INSTRUCTIONS TO FOLLOW
Give every line from the entries that contains "this".

LISTED RECORDS
........

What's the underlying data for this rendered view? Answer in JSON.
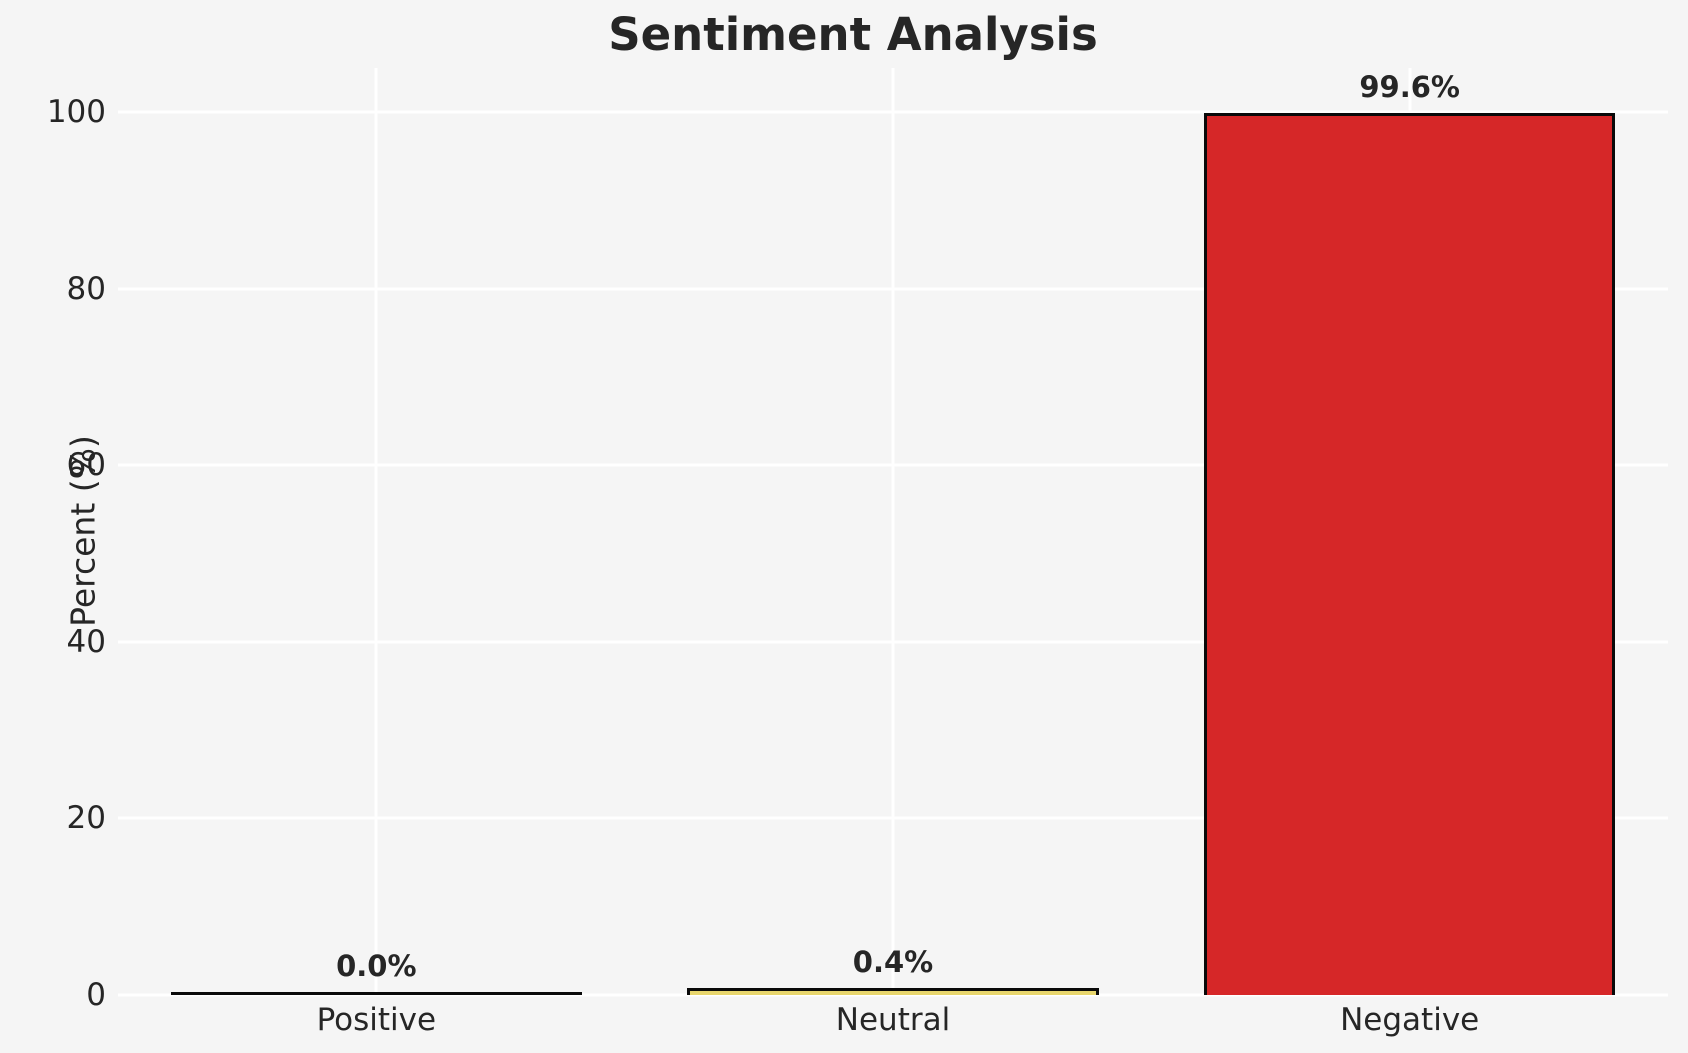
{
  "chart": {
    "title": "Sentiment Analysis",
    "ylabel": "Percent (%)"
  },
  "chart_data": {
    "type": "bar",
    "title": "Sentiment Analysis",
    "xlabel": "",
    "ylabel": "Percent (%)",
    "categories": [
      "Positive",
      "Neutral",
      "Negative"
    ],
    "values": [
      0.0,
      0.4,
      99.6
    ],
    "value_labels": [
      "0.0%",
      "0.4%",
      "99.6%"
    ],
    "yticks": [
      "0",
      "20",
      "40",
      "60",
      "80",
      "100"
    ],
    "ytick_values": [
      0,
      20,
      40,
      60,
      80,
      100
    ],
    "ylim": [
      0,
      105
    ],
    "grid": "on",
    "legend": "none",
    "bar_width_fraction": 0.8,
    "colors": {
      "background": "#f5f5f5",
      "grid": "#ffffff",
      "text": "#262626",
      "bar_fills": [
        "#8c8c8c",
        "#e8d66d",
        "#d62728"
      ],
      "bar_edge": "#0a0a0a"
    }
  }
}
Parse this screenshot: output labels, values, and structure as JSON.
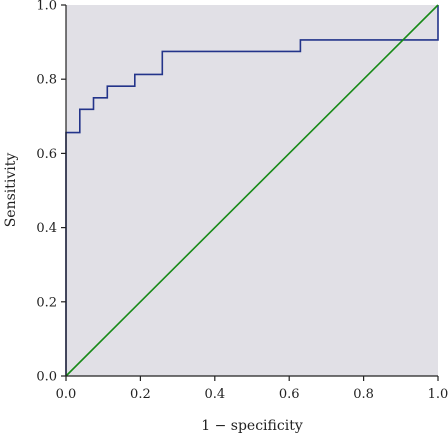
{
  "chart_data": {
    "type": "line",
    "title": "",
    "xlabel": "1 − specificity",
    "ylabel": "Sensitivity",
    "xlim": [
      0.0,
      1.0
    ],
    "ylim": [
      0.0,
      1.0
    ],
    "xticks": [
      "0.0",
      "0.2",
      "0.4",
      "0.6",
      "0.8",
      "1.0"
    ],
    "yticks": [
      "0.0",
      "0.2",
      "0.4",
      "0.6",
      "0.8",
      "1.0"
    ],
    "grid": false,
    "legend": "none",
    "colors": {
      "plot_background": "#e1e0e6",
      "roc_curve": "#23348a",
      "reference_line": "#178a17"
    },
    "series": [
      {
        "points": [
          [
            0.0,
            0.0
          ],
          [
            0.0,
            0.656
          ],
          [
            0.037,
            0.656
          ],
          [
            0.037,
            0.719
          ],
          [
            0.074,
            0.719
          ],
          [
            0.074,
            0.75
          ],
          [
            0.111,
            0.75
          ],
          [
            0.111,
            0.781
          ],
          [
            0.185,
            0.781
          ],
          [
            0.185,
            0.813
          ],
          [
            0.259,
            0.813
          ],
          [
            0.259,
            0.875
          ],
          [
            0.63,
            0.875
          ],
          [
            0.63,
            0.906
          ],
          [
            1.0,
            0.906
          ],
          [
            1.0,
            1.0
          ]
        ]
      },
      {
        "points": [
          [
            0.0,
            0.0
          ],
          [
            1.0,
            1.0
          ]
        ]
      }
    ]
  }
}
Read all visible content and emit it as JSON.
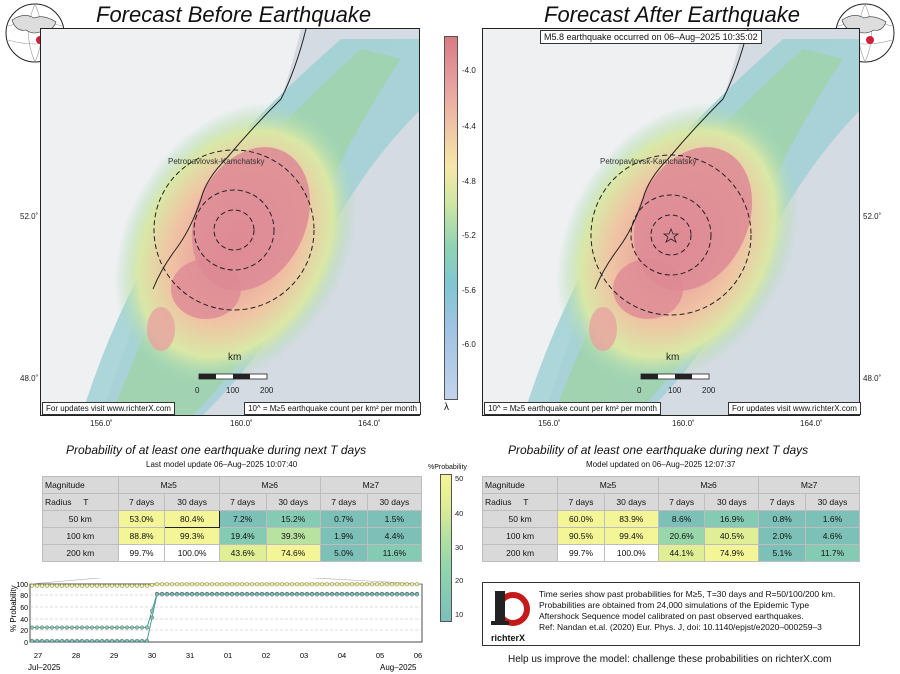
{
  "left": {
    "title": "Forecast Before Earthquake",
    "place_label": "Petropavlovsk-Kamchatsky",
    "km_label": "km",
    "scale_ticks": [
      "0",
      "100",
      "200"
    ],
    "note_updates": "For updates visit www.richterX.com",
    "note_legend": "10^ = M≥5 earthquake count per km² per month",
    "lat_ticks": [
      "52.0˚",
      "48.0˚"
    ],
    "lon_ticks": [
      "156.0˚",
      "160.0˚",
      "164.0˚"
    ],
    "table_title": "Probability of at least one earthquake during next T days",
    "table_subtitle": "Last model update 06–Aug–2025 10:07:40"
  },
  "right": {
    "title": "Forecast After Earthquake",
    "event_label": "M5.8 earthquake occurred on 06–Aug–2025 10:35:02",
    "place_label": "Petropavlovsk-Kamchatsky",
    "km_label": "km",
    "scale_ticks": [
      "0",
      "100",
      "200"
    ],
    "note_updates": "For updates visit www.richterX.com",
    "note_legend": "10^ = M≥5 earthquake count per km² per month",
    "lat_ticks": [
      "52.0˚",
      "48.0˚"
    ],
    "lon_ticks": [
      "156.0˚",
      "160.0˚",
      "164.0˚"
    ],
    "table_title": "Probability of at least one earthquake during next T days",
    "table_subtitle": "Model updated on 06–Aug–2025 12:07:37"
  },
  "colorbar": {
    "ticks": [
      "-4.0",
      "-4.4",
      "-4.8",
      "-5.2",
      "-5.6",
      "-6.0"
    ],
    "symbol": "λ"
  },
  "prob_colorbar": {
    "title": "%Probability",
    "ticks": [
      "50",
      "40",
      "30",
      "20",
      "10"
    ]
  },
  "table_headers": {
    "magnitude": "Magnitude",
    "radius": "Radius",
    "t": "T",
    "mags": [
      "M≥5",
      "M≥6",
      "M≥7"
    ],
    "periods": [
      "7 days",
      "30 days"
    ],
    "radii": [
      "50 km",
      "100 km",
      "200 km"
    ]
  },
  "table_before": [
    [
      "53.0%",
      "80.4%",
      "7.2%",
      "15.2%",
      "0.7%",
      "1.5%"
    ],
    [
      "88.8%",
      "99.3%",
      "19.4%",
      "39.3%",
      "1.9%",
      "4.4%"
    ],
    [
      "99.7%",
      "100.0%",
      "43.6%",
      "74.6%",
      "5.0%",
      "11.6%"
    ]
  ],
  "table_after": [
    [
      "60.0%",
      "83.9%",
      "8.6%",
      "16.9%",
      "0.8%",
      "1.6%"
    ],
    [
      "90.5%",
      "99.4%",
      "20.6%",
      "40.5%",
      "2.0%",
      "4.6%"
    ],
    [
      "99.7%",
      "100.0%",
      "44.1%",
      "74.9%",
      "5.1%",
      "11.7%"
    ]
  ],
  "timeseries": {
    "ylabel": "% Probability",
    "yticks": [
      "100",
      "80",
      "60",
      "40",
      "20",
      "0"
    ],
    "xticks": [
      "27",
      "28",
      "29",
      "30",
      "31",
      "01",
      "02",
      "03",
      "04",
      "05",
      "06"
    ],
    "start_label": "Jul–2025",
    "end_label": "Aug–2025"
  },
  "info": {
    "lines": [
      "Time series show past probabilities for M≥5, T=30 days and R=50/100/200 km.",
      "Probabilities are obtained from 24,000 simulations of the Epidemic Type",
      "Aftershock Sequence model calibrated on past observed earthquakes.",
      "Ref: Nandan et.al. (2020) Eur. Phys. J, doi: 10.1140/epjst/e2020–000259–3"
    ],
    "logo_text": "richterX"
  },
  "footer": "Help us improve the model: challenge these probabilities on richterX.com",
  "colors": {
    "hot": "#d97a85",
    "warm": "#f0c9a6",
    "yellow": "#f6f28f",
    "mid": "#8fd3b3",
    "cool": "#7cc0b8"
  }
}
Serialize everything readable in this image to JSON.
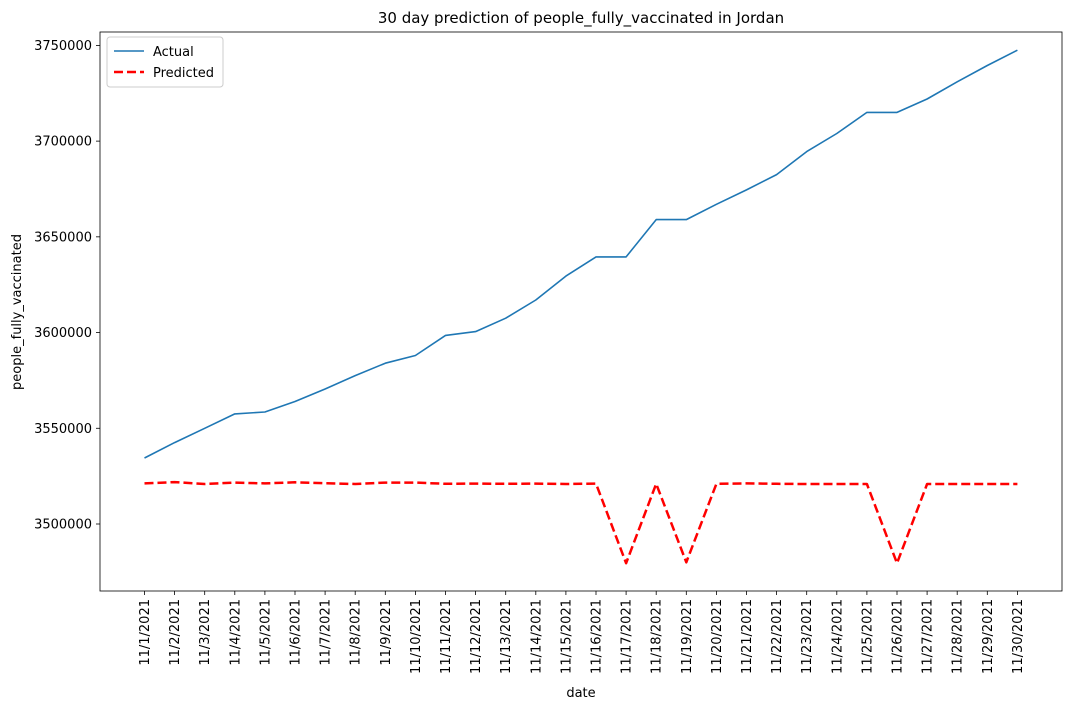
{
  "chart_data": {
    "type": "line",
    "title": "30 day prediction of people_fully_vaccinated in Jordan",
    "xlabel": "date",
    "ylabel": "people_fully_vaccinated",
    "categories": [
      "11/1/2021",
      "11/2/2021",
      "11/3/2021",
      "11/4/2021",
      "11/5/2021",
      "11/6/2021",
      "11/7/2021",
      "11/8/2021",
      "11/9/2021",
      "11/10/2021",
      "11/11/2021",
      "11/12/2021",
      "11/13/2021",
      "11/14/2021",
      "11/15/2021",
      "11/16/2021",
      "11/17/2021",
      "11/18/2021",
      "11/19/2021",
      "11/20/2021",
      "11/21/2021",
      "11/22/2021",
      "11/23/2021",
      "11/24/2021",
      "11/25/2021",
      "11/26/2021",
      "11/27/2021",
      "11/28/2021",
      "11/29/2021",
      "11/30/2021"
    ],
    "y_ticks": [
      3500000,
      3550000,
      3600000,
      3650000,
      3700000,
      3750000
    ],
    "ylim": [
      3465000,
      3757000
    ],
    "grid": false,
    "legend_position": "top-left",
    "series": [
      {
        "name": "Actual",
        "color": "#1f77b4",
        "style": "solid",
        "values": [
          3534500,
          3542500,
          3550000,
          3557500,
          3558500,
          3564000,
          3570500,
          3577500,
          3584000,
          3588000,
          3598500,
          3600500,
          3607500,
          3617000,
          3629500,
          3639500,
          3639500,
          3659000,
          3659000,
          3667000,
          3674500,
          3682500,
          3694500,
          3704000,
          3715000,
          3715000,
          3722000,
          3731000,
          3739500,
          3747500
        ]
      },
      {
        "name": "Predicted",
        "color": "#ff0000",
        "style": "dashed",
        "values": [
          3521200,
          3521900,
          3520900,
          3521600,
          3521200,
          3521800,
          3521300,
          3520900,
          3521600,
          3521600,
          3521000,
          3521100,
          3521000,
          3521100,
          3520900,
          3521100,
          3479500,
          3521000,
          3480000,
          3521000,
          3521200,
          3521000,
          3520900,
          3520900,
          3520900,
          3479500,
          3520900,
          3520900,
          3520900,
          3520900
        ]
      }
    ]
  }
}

........

RESPONSE
What's the underlying data for this rendered view? Answer in JSON.
Parse this screenshot: output labels, values, and structure as JSON.
Serialize everything readable in this image to JSON.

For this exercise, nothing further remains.